STATED PROBLEM – Give the material once more, word for word, without any images.
=== RECORDS FOR THIS TASK ===
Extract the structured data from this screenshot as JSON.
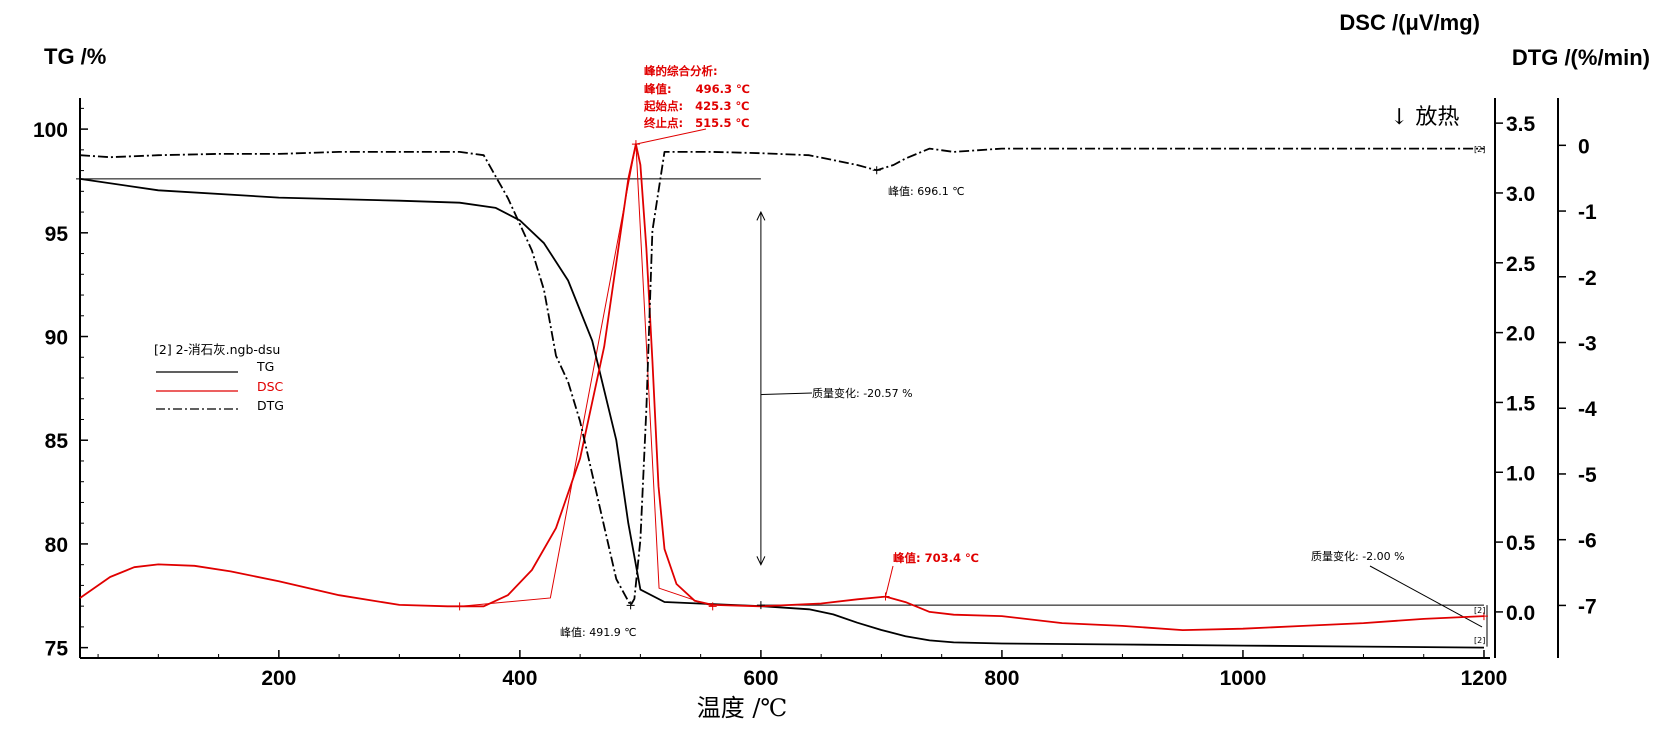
{
  "chart_data": {
    "type": "line",
    "title": "",
    "xlabel": "温度 /℃",
    "xlim": [
      35,
      1205
    ],
    "xticks": [
      200,
      400,
      600,
      800,
      1000,
      1200
    ],
    "axes": {
      "tg": {
        "label": "TG /%",
        "lim": [
          74.5,
          101.5
        ],
        "ticks": [
          75,
          80,
          85,
          90,
          95,
          100
        ]
      },
      "dsc": {
        "label": "DSC /(μV/mg)",
        "lim": [
          -0.33,
          3.68
        ],
        "ticks": [
          "0.0",
          "0.5",
          "1.0",
          "1.5",
          "2.0",
          "2.5",
          "3.0",
          "3.5"
        ]
      },
      "dtg": {
        "label": "DTG /(%/min)",
        "lim": [
          -7.8,
          0.72
        ],
        "ticks": [
          "0",
          "-1",
          "-2",
          "-3",
          "-4",
          "-5",
          "-6",
          "-7"
        ]
      }
    },
    "series": [
      {
        "name": "TG",
        "axis": "tg",
        "color": "#000000",
        "style": "solid",
        "x": [
          35,
          100,
          200,
          300,
          350,
          380,
          400,
          420,
          440,
          460,
          480,
          490,
          500,
          520,
          560,
          600,
          640,
          660,
          680,
          700,
          720,
          740,
          760,
          800,
          900,
          1000,
          1100,
          1200
        ],
        "y": [
          97.6,
          97.05,
          96.7,
          96.55,
          96.45,
          96.2,
          95.6,
          94.5,
          92.7,
          89.8,
          85.0,
          81.0,
          77.8,
          77.2,
          77.1,
          77.0,
          76.85,
          76.6,
          76.2,
          75.85,
          75.55,
          75.35,
          75.25,
          75.2,
          75.15,
          75.1,
          75.05,
          75.0
        ]
      },
      {
        "name": "DSC",
        "axis": "dsc",
        "color": "#e00000",
        "style": "solid",
        "x": [
          35,
          60,
          80,
          100,
          130,
          160,
          200,
          250,
          300,
          340,
          370,
          390,
          410,
          430,
          450,
          470,
          480,
          490,
          496.3,
          500,
          505,
          510,
          515,
          520,
          530,
          545,
          560,
          600,
          650,
          680,
          703.4,
          720,
          740,
          760,
          800,
          850,
          900,
          950,
          1000,
          1050,
          1100,
          1150,
          1200
        ],
        "y": [
          0.1,
          0.25,
          0.32,
          0.34,
          0.33,
          0.29,
          0.22,
          0.12,
          0.05,
          0.04,
          0.04,
          0.12,
          0.3,
          0.6,
          1.1,
          1.9,
          2.5,
          3.1,
          3.35,
          3.2,
          2.6,
          1.8,
          0.9,
          0.45,
          0.2,
          0.08,
          0.05,
          0.04,
          0.06,
          0.09,
          0.11,
          0.07,
          0.0,
          -0.02,
          -0.03,
          -0.08,
          -0.1,
          -0.13,
          -0.12,
          -0.1,
          -0.08,
          -0.05,
          -0.03
        ]
      },
      {
        "name": "DTG",
        "axis": "dtg",
        "color": "#000000",
        "style": "dashdot",
        "x": [
          35,
          60,
          100,
          150,
          200,
          250,
          300,
          350,
          370,
          390,
          410,
          420,
          430,
          440,
          450,
          460,
          470,
          480,
          491.9,
          495,
          500,
          505,
          510,
          520,
          560,
          600,
          640,
          680,
          696.1,
          710,
          720,
          740,
          760,
          800,
          900,
          1000,
          1100,
          1200
        ],
        "y": [
          -0.15,
          -0.18,
          -0.15,
          -0.13,
          -0.13,
          -0.1,
          -0.1,
          -0.1,
          -0.15,
          -0.8,
          -1.6,
          -2.2,
          -3.2,
          -3.6,
          -4.2,
          -5.0,
          -5.8,
          -6.6,
          -7.0,
          -6.9,
          -6.0,
          -4.0,
          -1.3,
          -0.1,
          -0.1,
          -0.12,
          -0.15,
          -0.3,
          -0.38,
          -0.3,
          -0.2,
          -0.05,
          -0.1,
          -0.05,
          -0.05,
          -0.05,
          -0.05,
          -0.05
        ]
      }
    ],
    "legend": {
      "title": "[2] 2-消石灰.ngb-dsu",
      "entries": [
        "TG",
        "DSC",
        "DTG"
      ],
      "placement": "middle-left"
    },
    "annotations": {
      "dsc_peak_title": "峰的综合分析:",
      "dsc_peak_line1": "峰值:      496.3 ℃",
      "dsc_peak_line2": "起始点:   425.3 ℃",
      "dsc_peak_line3": "终止点:   515.5 ℃",
      "dtg_peak1": "峰值: 491.9 ℃",
      "dtg_peak2": "峰值: 696.1 ℃",
      "dsc_peak2": "峰值: 703.4 ℃",
      "mass_change1": "质量变化: -20.57 %",
      "mass_change2": "质量变化: -2.00 %",
      "exo": "↓ 放热",
      "marker": "[2]"
    },
    "grid": false
  }
}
===
SOLUTION FOR THIS EXERCISE –
Extract the structured data from this screenshot as JSON.
{
  "chart_data": {
    "type": "line",
    "title": "",
    "xlabel": "温度 /℃",
    "xlim": [
      35,
      1205
    ],
    "xticks": [
      200,
      400,
      600,
      800,
      1000,
      1200
    ],
    "axes": {
      "tg": {
        "label": "TG /%",
        "lim": [
          74.5,
          101.5
        ],
        "ticks": [
          75,
          80,
          85,
          90,
          95,
          100
        ]
      },
      "dsc": {
        "label": "DSC /(μV/mg)",
        "lim": [
          -0.33,
          3.68
        ],
        "ticks": [
          "0.0",
          "0.5",
          "1.0",
          "1.5",
          "2.0",
          "2.5",
          "3.0",
          "3.5"
        ]
      },
      "dtg": {
        "label": "DTG /(%/min)",
        "lim": [
          -7.8,
          0.72
        ],
        "ticks": [
          "0",
          "-1",
          "-2",
          "-3",
          "-4",
          "-5",
          "-6",
          "-7"
        ]
      }
    },
    "series": [
      {
        "name": "TG",
        "axis": "tg",
        "color": "#000000",
        "style": "solid",
        "x": [
          35,
          100,
          200,
          300,
          350,
          380,
          400,
          420,
          440,
          460,
          480,
          490,
          500,
          520,
          560,
          600,
          640,
          660,
          680,
          700,
          720,
          740,
          760,
          800,
          900,
          1000,
          1100,
          1200
        ],
        "y": [
          97.6,
          97.05,
          96.7,
          96.55,
          96.45,
          96.2,
          95.6,
          94.5,
          92.7,
          89.8,
          85.0,
          81.0,
          77.8,
          77.2,
          77.1,
          77.0,
          76.85,
          76.6,
          76.2,
          75.85,
          75.55,
          75.35,
          75.25,
          75.2,
          75.15,
          75.1,
          75.05,
          75.0
        ]
      },
      {
        "name": "DSC",
        "axis": "dsc",
        "color": "#e00000",
        "style": "solid",
        "x": [
          35,
          60,
          80,
          100,
          130,
          160,
          200,
          250,
          300,
          340,
          370,
          390,
          410,
          430,
          450,
          470,
          480,
          490,
          496.3,
          500,
          505,
          510,
          515,
          520,
          530,
          545,
          560,
          600,
          650,
          680,
          703.4,
          720,
          740,
          760,
          800,
          850,
          900,
          950,
          1000,
          1050,
          1100,
          1150,
          1200
        ],
        "y": [
          0.1,
          0.25,
          0.32,
          0.34,
          0.33,
          0.29,
          0.22,
          0.12,
          0.05,
          0.04,
          0.04,
          0.12,
          0.3,
          0.6,
          1.1,
          1.9,
          2.5,
          3.1,
          3.35,
          3.2,
          2.6,
          1.8,
          0.9,
          0.45,
          0.2,
          0.08,
          0.05,
          0.04,
          0.06,
          0.09,
          0.11,
          0.07,
          0.0,
          -0.02,
          -0.03,
          -0.08,
          -0.1,
          -0.13,
          -0.12,
          -0.1,
          -0.08,
          -0.05,
          -0.03
        ]
      },
      {
        "name": "DTG",
        "axis": "dtg",
        "color": "#000000",
        "style": "dashdot",
        "x": [
          35,
          60,
          100,
          150,
          200,
          250,
          300,
          350,
          370,
          390,
          410,
          420,
          430,
          440,
          450,
          460,
          470,
          480,
          491.9,
          495,
          500,
          505,
          510,
          520,
          560,
          600,
          640,
          680,
          696.1,
          710,
          720,
          740,
          760,
          800,
          900,
          1000,
          1100,
          1200
        ],
        "y": [
          -0.15,
          -0.18,
          -0.15,
          -0.13,
          -0.13,
          -0.1,
          -0.1,
          -0.1,
          -0.15,
          -0.8,
          -1.6,
          -2.2,
          -3.2,
          -3.6,
          -4.2,
          -5.0,
          -5.8,
          -6.6,
          -7.0,
          -6.9,
          -6.0,
          -4.0,
          -1.3,
          -0.1,
          -0.1,
          -0.12,
          -0.15,
          -0.3,
          -0.38,
          -0.3,
          -0.2,
          -0.05,
          -0.1,
          -0.05,
          -0.05,
          -0.05,
          -0.05,
          -0.05
        ]
      }
    ],
    "legend": {
      "title": "[2] 2-消石灰.ngb-dsu",
      "entries": [
        "TG",
        "DSC",
        "DTG"
      ],
      "placement": "middle-left"
    },
    "annotations": {
      "dsc_peak_title": "峰的综合分析:",
      "dsc_peak_line1": "峰值:      496.3 ℃",
      "dsc_peak_line2": "起始点:   425.3 ℃",
      "dsc_peak_line3": "终止点:   515.5 ℃",
      "dtg_peak1": "峰值: 491.9 ℃",
      "dtg_peak2": "峰值: 696.1 ℃",
      "dsc_peak2": "峰值: 703.4 ℃",
      "mass_change1": "质量变化: -20.57 %",
      "mass_change2": "质量变化: -2.00 %",
      "exo": "↓ 放热",
      "marker": "[2]"
    },
    "grid": false
  }
}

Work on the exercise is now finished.